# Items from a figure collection
———

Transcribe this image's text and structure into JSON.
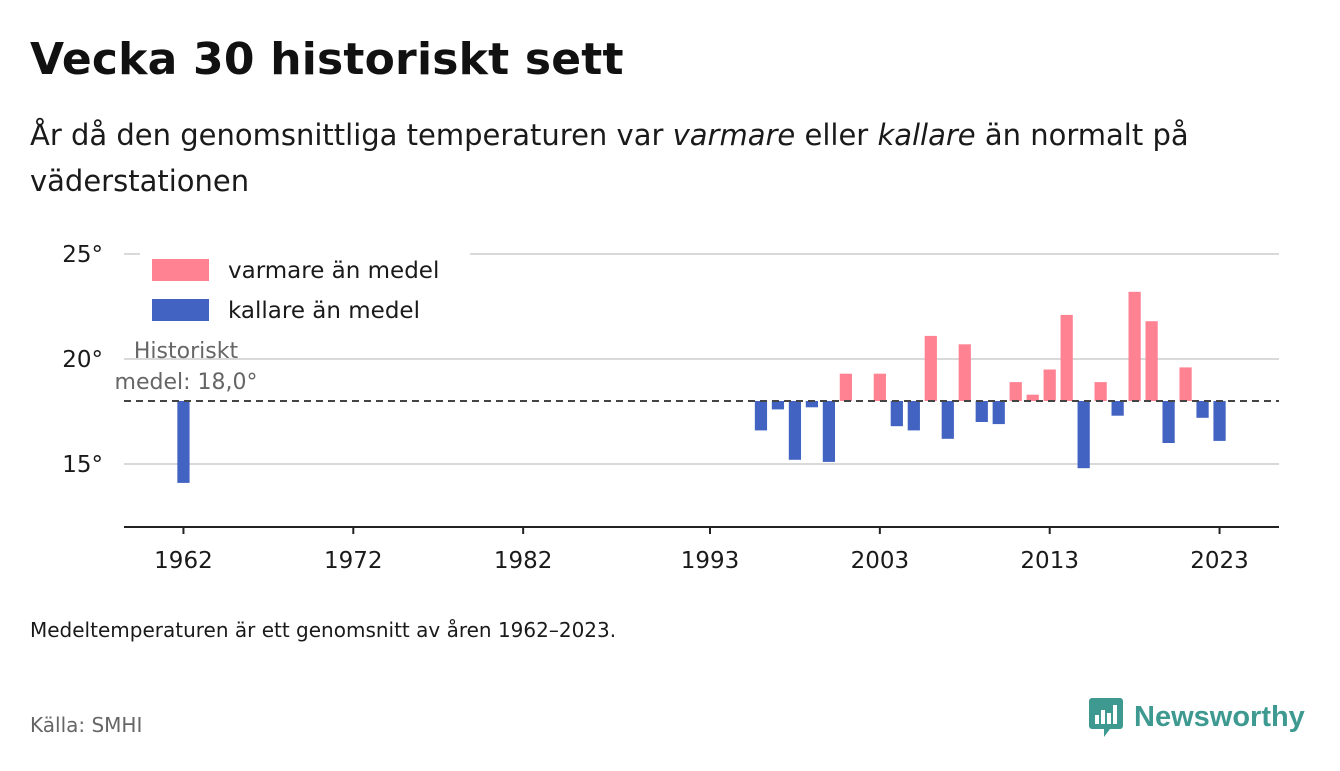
{
  "header": {
    "title": "Vecka 30 historiskt sett",
    "subtitle_pre": "År då den genomsnittliga temperaturen var ",
    "subtitle_warm": "varmare",
    "subtitle_mid": " eller ",
    "subtitle_cold": "kallare",
    "subtitle_post": " än normalt på väderstationen"
  },
  "footer": {
    "note": "Medeltemperaturen är ett genomsnitt av åren 1962–2023.",
    "source": "Källa: SMHI",
    "brand": "Newsworthy",
    "brand_icon": "newsworthy-logo-icon"
  },
  "colors": {
    "warm": "#ff8293",
    "cold": "#4263c1",
    "grid": "#d9d9d9",
    "axis": "#222222",
    "mean_line": "#444444",
    "brand": "#3e9a91"
  },
  "chart_data": {
    "type": "bar",
    "baseline": 18.0,
    "baseline_label": [
      "Historiskt",
      "medel: 18,0°"
    ],
    "ylim": [
      12,
      26
    ],
    "yticks": [
      15,
      20,
      25
    ],
    "ytick_labels": [
      "15°",
      "20°",
      "25°"
    ],
    "xlim": [
      1958.5,
      2026.5
    ],
    "xticks": [
      1962,
      1972,
      1982,
      1993,
      2003,
      2013,
      2023
    ],
    "xtick_labels": [
      "1962",
      "1972",
      "1982",
      "1993",
      "2003",
      "2013",
      "2023"
    ],
    "grid": true,
    "legend_position": "top-left",
    "series": [
      {
        "name": "varmare än medel",
        "key": "warm"
      },
      {
        "name": "kallare än medel",
        "key": "cold"
      }
    ],
    "points": [
      {
        "year": 1962,
        "value": 14.1
      },
      {
        "year": 1996,
        "value": 16.6
      },
      {
        "year": 1997,
        "value": 17.6
      },
      {
        "year": 1998,
        "value": 15.2
      },
      {
        "year": 1999,
        "value": 17.7
      },
      {
        "year": 2000,
        "value": 15.1
      },
      {
        "year": 2001,
        "value": 19.3
      },
      {
        "year": 2003,
        "value": 19.3
      },
      {
        "year": 2004,
        "value": 16.8
      },
      {
        "year": 2005,
        "value": 16.6
      },
      {
        "year": 2006,
        "value": 21.1
      },
      {
        "year": 2007,
        "value": 16.2
      },
      {
        "year": 2008,
        "value": 20.7
      },
      {
        "year": 2009,
        "value": 17.0
      },
      {
        "year": 2010,
        "value": 16.9
      },
      {
        "year": 2011,
        "value": 18.9
      },
      {
        "year": 2012,
        "value": 18.3
      },
      {
        "year": 2013,
        "value": 19.5
      },
      {
        "year": 2014,
        "value": 22.1
      },
      {
        "year": 2015,
        "value": 14.8
      },
      {
        "year": 2016,
        "value": 18.9
      },
      {
        "year": 2017,
        "value": 17.3
      },
      {
        "year": 2018,
        "value": 23.2
      },
      {
        "year": 2019,
        "value": 21.8
      },
      {
        "year": 2020,
        "value": 16.0
      },
      {
        "year": 2021,
        "value": 19.6
      },
      {
        "year": 2022,
        "value": 17.2
      },
      {
        "year": 2023,
        "value": 16.1
      }
    ]
  }
}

———

# PROBLEM TO WORK ON
What the response needs is every entry, repeated exactly, and none of the pictures.

# RESPONSE BELOW
Transcribe this image's text and structure into JSON.
{
  "header": {
    "title": "Vecka 30 historiskt sett",
    "subtitle_pre": "År då den genomsnittliga temperaturen var ",
    "subtitle_warm": "varmare",
    "subtitle_mid": " eller ",
    "subtitle_cold": "kallare",
    "subtitle_post": " än normalt på väderstationen"
  },
  "footer": {
    "note": "Medeltemperaturen är ett genomsnitt av åren 1962–2023.",
    "source": "Källa: SMHI",
    "brand": "Newsworthy",
    "brand_icon": "newsworthy-logo-icon"
  },
  "colors": {
    "warm": "#ff8293",
    "cold": "#4263c1",
    "grid": "#d9d9d9",
    "axis": "#222222",
    "mean_line": "#444444",
    "brand": "#3e9a91"
  },
  "chart_data": {
    "type": "bar",
    "baseline": 18.0,
    "baseline_label": [
      "Historiskt",
      "medel: 18,0°"
    ],
    "ylim": [
      12,
      26
    ],
    "yticks": [
      15,
      20,
      25
    ],
    "ytick_labels": [
      "15°",
      "20°",
      "25°"
    ],
    "xlim": [
      1958.5,
      2026.5
    ],
    "xticks": [
      1962,
      1972,
      1982,
      1993,
      2003,
      2013,
      2023
    ],
    "xtick_labels": [
      "1962",
      "1972",
      "1982",
      "1993",
      "2003",
      "2013",
      "2023"
    ],
    "grid": true,
    "legend_position": "top-left",
    "series": [
      {
        "name": "varmare än medel",
        "key": "warm"
      },
      {
        "name": "kallare än medel",
        "key": "cold"
      }
    ],
    "points": [
      {
        "year": 1962,
        "value": 14.1
      },
      {
        "year": 1996,
        "value": 16.6
      },
      {
        "year": 1997,
        "value": 17.6
      },
      {
        "year": 1998,
        "value": 15.2
      },
      {
        "year": 1999,
        "value": 17.7
      },
      {
        "year": 2000,
        "value": 15.1
      },
      {
        "year": 2001,
        "value": 19.3
      },
      {
        "year": 2003,
        "value": 19.3
      },
      {
        "year": 2004,
        "value": 16.8
      },
      {
        "year": 2005,
        "value": 16.6
      },
      {
        "year": 2006,
        "value": 21.1
      },
      {
        "year": 2007,
        "value": 16.2
      },
      {
        "year": 2008,
        "value": 20.7
      },
      {
        "year": 2009,
        "value": 17.0
      },
      {
        "year": 2010,
        "value": 16.9
      },
      {
        "year": 2011,
        "value": 18.9
      },
      {
        "year": 2012,
        "value": 18.3
      },
      {
        "year": 2013,
        "value": 19.5
      },
      {
        "year": 2014,
        "value": 22.1
      },
      {
        "year": 2015,
        "value": 14.8
      },
      {
        "year": 2016,
        "value": 18.9
      },
      {
        "year": 2017,
        "value": 17.3
      },
      {
        "year": 2018,
        "value": 23.2
      },
      {
        "year": 2019,
        "value": 21.8
      },
      {
        "year": 2020,
        "value": 16.0
      },
      {
        "year": 2021,
        "value": 19.6
      },
      {
        "year": 2022,
        "value": 17.2
      },
      {
        "year": 2023,
        "value": 16.1
      }
    ]
  }
}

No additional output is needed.